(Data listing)
Start

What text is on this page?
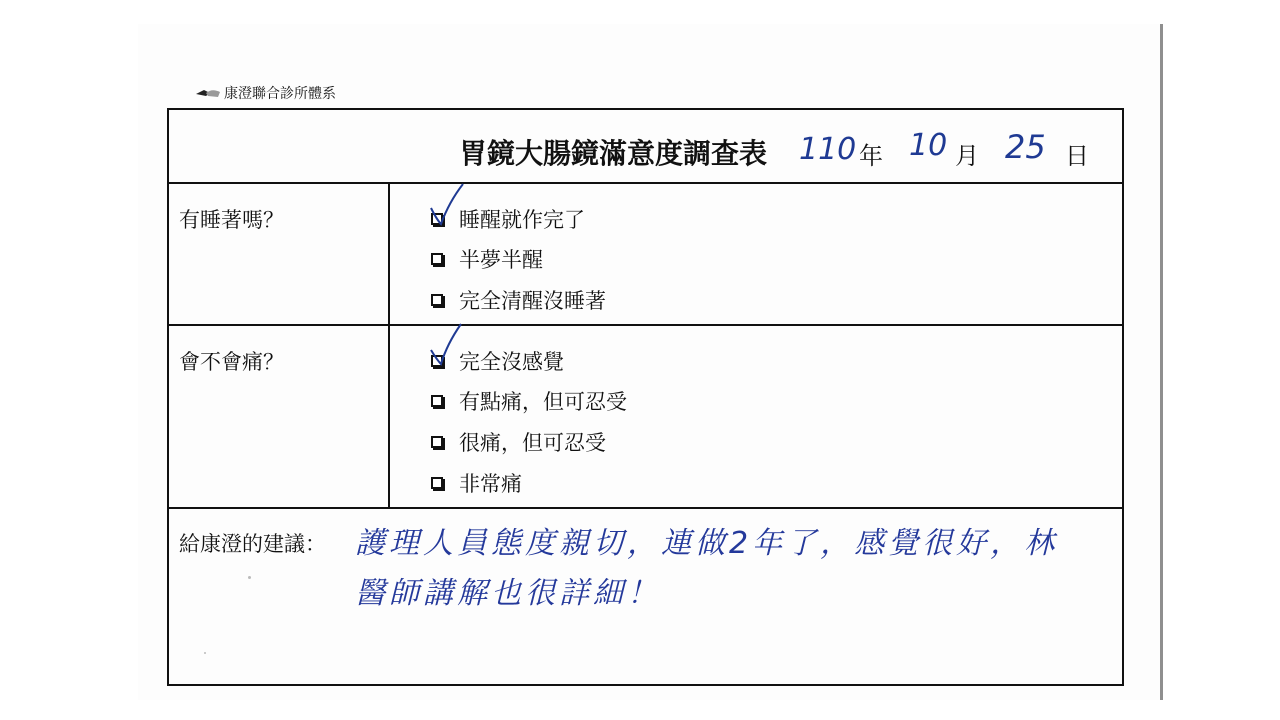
康澄聯合診所體系
胃鏡大腸鏡滿意度調查表 110 年 10 月 25 日
有睡著嗎？	睡醒就作完了
半夢半醒
完全清醒沒睡著
會不會痛？	完全沒感覺
有點痛，但可忍受
很痛，但可忍受
非常痛
給康澄的建議： 護理人員態度親切，連做2年了，感覺很好，林
醫師講解也很詳細！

End

▸ Written problem: From start to finish, output the listing exactly, but omit its pictures.

▸ Correct answer:
What text is on this page?
康澄聯合診所體系
胃鏡大腸鏡滿意度調查表 110 年 10 月 25 日
有睡著嗎？	睡醒就作完了
半夢半醒
完全清醒沒睡著
會不會痛？	完全沒感覺
有點痛，但可忍受
很痛，但可忍受
非常痛
給康澄的建議： 護理人員態度親切，連做2年了，感覺很好，林
醫師講解也很詳細！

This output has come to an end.